§ **TASK GOAL**
Find out how many lines of the material contain the string "time" and give only that figure.

§ **MATERIAL FOR THE TASK**
+ + + + + + +

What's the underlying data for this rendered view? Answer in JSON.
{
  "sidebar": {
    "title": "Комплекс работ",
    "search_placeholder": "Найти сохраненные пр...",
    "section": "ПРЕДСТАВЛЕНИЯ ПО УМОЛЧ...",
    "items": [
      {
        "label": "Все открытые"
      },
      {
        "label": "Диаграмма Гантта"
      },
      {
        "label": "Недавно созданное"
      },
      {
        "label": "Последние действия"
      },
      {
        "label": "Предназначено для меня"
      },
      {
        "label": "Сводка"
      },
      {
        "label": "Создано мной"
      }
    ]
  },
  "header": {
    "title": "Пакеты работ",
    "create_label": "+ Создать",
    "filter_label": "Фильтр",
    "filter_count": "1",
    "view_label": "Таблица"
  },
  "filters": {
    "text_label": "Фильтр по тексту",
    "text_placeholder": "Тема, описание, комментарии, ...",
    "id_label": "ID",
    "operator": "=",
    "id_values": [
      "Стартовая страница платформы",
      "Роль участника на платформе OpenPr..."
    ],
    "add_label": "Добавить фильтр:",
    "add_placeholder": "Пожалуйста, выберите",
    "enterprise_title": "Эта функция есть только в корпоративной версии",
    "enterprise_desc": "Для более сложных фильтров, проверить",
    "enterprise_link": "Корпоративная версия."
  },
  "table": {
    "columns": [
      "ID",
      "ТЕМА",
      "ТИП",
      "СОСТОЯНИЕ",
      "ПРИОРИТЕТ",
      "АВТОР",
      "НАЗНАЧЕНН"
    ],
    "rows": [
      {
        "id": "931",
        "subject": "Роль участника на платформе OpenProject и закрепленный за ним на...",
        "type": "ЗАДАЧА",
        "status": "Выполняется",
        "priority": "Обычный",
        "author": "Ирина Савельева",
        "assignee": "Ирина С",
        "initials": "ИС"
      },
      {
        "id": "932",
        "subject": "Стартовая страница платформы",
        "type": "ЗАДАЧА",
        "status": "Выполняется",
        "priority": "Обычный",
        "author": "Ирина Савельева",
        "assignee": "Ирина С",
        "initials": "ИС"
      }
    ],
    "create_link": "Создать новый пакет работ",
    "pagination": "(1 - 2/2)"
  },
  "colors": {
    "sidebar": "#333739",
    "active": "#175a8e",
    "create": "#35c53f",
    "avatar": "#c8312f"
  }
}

+ + + + + + +

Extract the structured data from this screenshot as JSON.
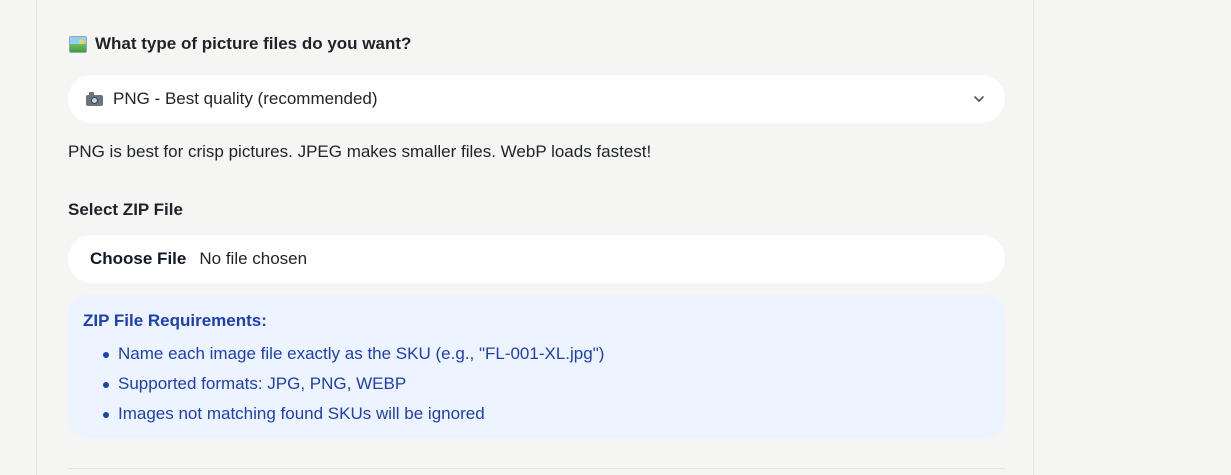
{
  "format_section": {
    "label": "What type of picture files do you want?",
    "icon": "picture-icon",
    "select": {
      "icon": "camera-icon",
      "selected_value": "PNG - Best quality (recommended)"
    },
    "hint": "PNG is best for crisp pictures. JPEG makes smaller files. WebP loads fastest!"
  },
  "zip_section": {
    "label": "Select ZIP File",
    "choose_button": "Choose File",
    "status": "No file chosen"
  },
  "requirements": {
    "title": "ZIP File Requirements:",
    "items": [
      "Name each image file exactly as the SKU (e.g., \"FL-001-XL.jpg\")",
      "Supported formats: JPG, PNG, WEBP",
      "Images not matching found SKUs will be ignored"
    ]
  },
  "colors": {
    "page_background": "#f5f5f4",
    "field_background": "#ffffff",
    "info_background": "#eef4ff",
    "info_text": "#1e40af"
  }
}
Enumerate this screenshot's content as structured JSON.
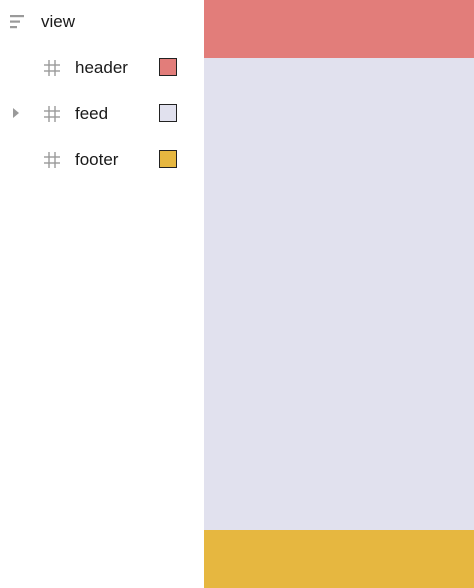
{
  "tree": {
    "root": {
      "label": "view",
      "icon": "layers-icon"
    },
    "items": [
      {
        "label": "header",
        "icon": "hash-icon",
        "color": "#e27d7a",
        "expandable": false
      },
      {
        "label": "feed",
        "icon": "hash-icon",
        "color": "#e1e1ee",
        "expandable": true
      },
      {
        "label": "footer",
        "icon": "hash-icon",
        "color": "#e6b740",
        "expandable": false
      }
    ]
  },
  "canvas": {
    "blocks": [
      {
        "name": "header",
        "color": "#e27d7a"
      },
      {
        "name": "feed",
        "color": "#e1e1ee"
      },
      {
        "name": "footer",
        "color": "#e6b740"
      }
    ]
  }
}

+ + + + + + +

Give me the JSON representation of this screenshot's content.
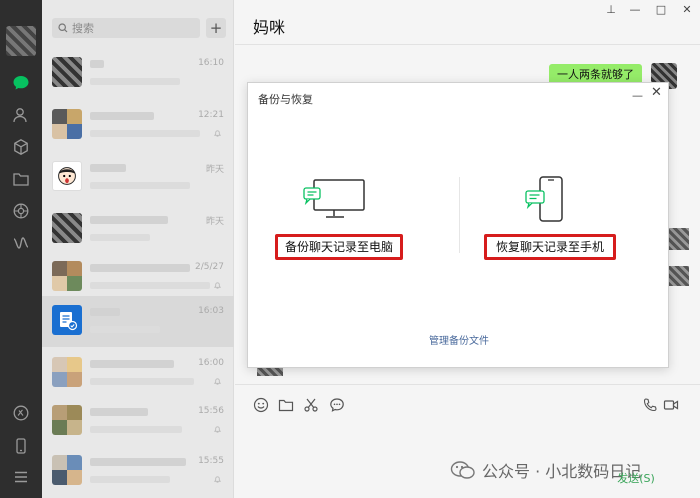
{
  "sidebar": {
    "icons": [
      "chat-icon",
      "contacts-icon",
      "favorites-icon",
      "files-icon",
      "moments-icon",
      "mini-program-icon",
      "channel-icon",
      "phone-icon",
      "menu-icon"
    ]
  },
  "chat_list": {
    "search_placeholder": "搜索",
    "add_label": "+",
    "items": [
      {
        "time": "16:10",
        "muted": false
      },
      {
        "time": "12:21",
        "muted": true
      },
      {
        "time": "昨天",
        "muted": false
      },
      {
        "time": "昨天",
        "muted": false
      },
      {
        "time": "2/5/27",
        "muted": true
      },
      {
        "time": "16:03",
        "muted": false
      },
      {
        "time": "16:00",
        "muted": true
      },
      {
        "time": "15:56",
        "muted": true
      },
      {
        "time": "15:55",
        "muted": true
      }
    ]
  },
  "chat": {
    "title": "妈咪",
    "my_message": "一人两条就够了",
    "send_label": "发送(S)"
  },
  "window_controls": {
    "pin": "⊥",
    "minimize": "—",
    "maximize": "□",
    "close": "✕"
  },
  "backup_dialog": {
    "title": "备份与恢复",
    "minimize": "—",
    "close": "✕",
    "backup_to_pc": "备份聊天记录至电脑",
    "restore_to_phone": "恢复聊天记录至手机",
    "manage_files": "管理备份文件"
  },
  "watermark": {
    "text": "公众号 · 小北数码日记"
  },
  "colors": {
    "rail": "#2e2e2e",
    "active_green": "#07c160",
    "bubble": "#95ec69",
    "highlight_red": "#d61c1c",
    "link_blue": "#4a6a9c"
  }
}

+ + + + + + +

§ **RESULT FOR THIS EXERCISE**
9